§ WHAT THIS TASK INVOLVES
Transcribe the listing word for word.

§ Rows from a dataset

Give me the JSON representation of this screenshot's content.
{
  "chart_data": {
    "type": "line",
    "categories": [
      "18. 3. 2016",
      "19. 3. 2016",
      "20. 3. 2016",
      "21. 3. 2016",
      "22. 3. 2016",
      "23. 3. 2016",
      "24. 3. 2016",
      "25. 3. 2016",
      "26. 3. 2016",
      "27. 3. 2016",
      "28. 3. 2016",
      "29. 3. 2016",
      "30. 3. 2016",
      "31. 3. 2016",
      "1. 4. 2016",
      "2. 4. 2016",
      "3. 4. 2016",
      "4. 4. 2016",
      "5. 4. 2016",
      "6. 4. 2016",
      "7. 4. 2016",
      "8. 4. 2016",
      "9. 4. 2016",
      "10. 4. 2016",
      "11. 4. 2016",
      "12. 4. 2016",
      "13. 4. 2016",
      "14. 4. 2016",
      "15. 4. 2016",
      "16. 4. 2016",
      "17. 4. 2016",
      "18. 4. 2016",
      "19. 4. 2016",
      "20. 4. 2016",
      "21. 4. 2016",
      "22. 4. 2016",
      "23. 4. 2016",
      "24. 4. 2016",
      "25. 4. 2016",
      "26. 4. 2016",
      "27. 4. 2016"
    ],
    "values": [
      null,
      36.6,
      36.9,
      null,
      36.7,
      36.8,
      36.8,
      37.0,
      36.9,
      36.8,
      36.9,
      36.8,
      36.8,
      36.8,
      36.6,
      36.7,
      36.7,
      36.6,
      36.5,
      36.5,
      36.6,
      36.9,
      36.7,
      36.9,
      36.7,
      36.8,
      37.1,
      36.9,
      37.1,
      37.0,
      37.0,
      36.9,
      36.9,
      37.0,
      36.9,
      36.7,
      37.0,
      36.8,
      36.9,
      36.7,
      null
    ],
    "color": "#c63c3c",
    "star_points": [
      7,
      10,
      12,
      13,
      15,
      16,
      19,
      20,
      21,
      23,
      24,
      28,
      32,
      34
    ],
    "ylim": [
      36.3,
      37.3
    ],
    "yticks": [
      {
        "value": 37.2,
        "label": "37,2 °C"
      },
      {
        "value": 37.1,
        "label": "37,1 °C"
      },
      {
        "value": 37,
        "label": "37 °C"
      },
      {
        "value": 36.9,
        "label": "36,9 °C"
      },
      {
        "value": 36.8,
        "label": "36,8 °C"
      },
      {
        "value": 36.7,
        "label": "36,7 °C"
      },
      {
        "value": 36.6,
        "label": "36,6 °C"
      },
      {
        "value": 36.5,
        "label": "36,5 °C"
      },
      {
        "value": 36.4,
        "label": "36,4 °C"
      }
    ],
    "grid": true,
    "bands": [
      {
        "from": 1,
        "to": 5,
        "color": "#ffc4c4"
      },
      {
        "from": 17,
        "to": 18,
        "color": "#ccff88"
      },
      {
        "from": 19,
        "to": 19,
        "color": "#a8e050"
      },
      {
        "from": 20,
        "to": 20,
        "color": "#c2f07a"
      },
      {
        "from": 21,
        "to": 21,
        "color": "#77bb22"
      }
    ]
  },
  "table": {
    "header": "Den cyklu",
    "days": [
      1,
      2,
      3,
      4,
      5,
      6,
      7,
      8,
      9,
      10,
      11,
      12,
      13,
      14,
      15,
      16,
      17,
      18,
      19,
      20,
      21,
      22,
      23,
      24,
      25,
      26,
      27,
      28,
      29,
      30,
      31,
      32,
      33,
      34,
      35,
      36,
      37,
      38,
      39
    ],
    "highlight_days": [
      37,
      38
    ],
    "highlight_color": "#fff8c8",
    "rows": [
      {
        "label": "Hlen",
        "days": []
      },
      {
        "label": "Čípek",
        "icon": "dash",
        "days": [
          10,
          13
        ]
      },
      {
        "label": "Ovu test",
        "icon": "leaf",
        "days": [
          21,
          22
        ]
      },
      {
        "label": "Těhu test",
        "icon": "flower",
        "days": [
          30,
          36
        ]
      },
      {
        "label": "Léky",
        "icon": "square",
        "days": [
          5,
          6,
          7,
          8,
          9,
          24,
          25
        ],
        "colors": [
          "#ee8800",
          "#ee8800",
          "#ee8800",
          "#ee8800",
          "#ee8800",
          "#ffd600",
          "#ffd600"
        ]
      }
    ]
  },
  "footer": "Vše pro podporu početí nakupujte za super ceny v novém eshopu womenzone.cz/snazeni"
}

§ ANSWER TO THE EXERCISE
Give me the JSON representation of this screenshot's content.
{
  "chart_data": {
    "type": "line",
    "categories": [
      "18. 3. 2016",
      "19. 3. 2016",
      "20. 3. 2016",
      "21. 3. 2016",
      "22. 3. 2016",
      "23. 3. 2016",
      "24. 3. 2016",
      "25. 3. 2016",
      "26. 3. 2016",
      "27. 3. 2016",
      "28. 3. 2016",
      "29. 3. 2016",
      "30. 3. 2016",
      "31. 3. 2016",
      "1. 4. 2016",
      "2. 4. 2016",
      "3. 4. 2016",
      "4. 4. 2016",
      "5. 4. 2016",
      "6. 4. 2016",
      "7. 4. 2016",
      "8. 4. 2016",
      "9. 4. 2016",
      "10. 4. 2016",
      "11. 4. 2016",
      "12. 4. 2016",
      "13. 4. 2016",
      "14. 4. 2016",
      "15. 4. 2016",
      "16. 4. 2016",
      "17. 4. 2016",
      "18. 4. 2016",
      "19. 4. 2016",
      "20. 4. 2016",
      "21. 4. 2016",
      "22. 4. 2016",
      "23. 4. 2016",
      "24. 4. 2016",
      "25. 4. 2016",
      "26. 4. 2016",
      "27. 4. 2016"
    ],
    "values": [
      null,
      36.6,
      36.9,
      null,
      36.7,
      36.8,
      36.8,
      37.0,
      36.9,
      36.8,
      36.9,
      36.8,
      36.8,
      36.8,
      36.6,
      36.7,
      36.7,
      36.6,
      36.5,
      36.5,
      36.6,
      36.9,
      36.7,
      36.9,
      36.7,
      36.8,
      37.1,
      36.9,
      37.1,
      37.0,
      37.0,
      36.9,
      36.9,
      37.0,
      36.9,
      36.7,
      37.0,
      36.8,
      36.9,
      36.7,
      null
    ],
    "color": "#c63c3c",
    "star_points": [
      7,
      10,
      12,
      13,
      15,
      16,
      19,
      20,
      21,
      23,
      24,
      28,
      32,
      34
    ],
    "ylim": [
      36.3,
      37.3
    ],
    "yticks": [
      {
        "value": 37.2,
        "label": "37,2 °C"
      },
      {
        "value": 37.1,
        "label": "37,1 °C"
      },
      {
        "value": 37,
        "label": "37 °C"
      },
      {
        "value": 36.9,
        "label": "36,9 °C"
      },
      {
        "value": 36.8,
        "label": "36,8 °C"
      },
      {
        "value": 36.7,
        "label": "36,7 °C"
      },
      {
        "value": 36.6,
        "label": "36,6 °C"
      },
      {
        "value": 36.5,
        "label": "36,5 °C"
      },
      {
        "value": 36.4,
        "label": "36,4 °C"
      }
    ],
    "grid": true,
    "bands": [
      {
        "from": 1,
        "to": 5,
        "color": "#ffc4c4"
      },
      {
        "from": 17,
        "to": 18,
        "color": "#ccff88"
      },
      {
        "from": 19,
        "to": 19,
        "color": "#a8e050"
      },
      {
        "from": 20,
        "to": 20,
        "color": "#c2f07a"
      },
      {
        "from": 21,
        "to": 21,
        "color": "#77bb22"
      }
    ]
  },
  "table": {
    "header": "Den cyklu",
    "days": [
      1,
      2,
      3,
      4,
      5,
      6,
      7,
      8,
      9,
      10,
      11,
      12,
      13,
      14,
      15,
      16,
      17,
      18,
      19,
      20,
      21,
      22,
      23,
      24,
      25,
      26,
      27,
      28,
      29,
      30,
      31,
      32,
      33,
      34,
      35,
      36,
      37,
      38,
      39
    ],
    "highlight_days": [
      37,
      38
    ],
    "highlight_color": "#fff8c8",
    "rows": [
      {
        "label": "Hlen",
        "days": []
      },
      {
        "label": "Čípek",
        "icon": "dash",
        "days": [
          10,
          13
        ]
      },
      {
        "label": "Ovu test",
        "icon": "leaf",
        "days": [
          21,
          22
        ]
      },
      {
        "label": "Těhu test",
        "icon": "flower",
        "days": [
          30,
          36
        ]
      },
      {
        "label": "Léky",
        "icon": "square",
        "days": [
          5,
          6,
          7,
          8,
          9,
          24,
          25
        ],
        "colors": [
          "#ee8800",
          "#ee8800",
          "#ee8800",
          "#ee8800",
          "#ee8800",
          "#ffd600",
          "#ffd600"
        ]
      }
    ]
  },
  "footer": "Vše pro podporu početí nakupujte za super ceny v novém eshopu womenzone.cz/snazeni"
}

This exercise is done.